SET EXERCISE => Write the listing below out again exactly, dropping the images.
+++ DATA TO PROCESS +++
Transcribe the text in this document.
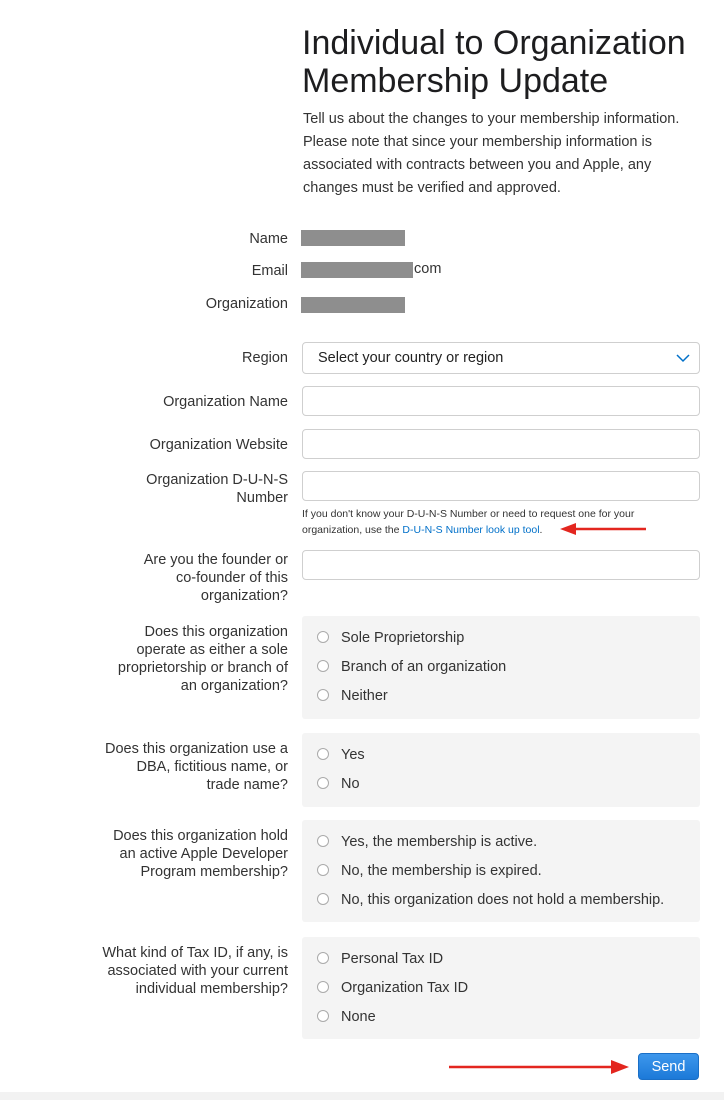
Individual to Organization Membership Update

Tell us about the changes to your membership information. Please note that since your membership information is associated with contracts between you and Apple, any changes must be verified and approved.

Name
Email	com
Organization
Region Select your country or region
Organization Name
Organization Website
Organization D-U-N-S
Number
If you don't know your D-U-N-S Number or need to request one for your organization, use the D-U-N-S Number look up tool.
Are you the founder or
co-founder of this
organization?
Does this organization
operate as either a sole
proprietorship or branch of
an organization?
Sole Proprietorship
Branch of an organization
Neither
Does this organization use a
DBA, fictitious name, or
trade name?
Yes
No
Does this organization hold
an active Apple Developer
Program membership?
Yes, the membership is active.
No, the membership is expired.
No, this organization does not hold a membership.
What kind of Tax ID, if any, is
associated with your current
individual membership?
Personal Tax ID
Organization Tax ID
None
Send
+++
CORRECT RESULT =>
Transcribe the text in this document.
Individual to Organization Membership Update

Tell us about the changes to your membership information. Please note that since your membership information is associated with contracts between you and Apple, any changes must be verified and approved.

Name
Email	com
Organization
Region Select your country or region
Organization Name
Organization Website
Organization D-U-N-S
Number
If you don't know your D-U-N-S Number or need to request one for your organization, use the D-U-N-S Number look up tool.
Are you the founder or
co-founder of this
organization?
Does this organization
operate as either a sole
proprietorship or branch of
an organization?
Sole Proprietorship
Branch of an organization
Neither
Does this organization use a
DBA, fictitious name, or
trade name?
Yes
No
Does this organization hold
an active Apple Developer
Program membership?
Yes, the membership is active.
No, the membership is expired.
No, this organization does not hold a membership.
What kind of Tax ID, if any, is
associated with your current
individual membership?
Personal Tax ID
Organization Tax ID
None
Send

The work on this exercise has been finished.